───── Data for this task

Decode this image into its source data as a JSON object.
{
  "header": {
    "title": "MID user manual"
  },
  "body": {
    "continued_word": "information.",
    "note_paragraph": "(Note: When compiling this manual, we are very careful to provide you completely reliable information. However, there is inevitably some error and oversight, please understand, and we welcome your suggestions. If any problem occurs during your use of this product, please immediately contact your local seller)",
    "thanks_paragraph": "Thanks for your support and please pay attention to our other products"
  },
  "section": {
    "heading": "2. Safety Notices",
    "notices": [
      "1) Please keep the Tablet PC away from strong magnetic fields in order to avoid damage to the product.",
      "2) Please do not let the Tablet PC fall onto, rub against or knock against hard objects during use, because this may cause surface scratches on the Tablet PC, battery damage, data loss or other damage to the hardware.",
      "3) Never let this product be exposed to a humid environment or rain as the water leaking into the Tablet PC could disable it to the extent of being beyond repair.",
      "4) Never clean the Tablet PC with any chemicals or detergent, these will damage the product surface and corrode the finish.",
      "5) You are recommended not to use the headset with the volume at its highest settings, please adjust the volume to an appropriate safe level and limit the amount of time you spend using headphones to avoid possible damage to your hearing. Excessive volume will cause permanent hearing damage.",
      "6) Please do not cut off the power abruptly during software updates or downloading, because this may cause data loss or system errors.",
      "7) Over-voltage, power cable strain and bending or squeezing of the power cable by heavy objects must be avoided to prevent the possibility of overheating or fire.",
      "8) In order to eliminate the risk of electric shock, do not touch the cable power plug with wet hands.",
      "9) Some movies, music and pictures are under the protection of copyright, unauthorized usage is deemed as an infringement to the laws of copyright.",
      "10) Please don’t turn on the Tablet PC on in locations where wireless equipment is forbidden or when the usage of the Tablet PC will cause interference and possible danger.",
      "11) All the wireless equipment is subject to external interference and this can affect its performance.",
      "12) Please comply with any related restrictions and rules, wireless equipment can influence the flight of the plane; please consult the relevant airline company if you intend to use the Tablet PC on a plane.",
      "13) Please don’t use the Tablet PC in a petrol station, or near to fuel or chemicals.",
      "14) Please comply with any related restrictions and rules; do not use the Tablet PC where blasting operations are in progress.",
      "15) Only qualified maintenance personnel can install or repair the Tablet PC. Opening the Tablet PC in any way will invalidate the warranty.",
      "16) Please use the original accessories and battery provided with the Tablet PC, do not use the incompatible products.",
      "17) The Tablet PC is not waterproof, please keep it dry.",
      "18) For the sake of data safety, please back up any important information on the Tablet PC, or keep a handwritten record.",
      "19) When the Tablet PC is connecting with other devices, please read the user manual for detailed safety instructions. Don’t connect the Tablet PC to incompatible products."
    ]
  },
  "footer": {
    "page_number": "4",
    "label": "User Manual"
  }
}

──────────

**Exercise details**
Read the entries and show each line that mentions "comply".

**Exercise output**
      "12) Please comply with any related restrictions and rules, wireless equipment can influence the flight of the plane; please consult the relevant airline company if you intend to use the Tablet PC on a plane.",
      "14) Please comply with any related restrictions and rules; do not use the Tablet PC where blasting operations are in progress.",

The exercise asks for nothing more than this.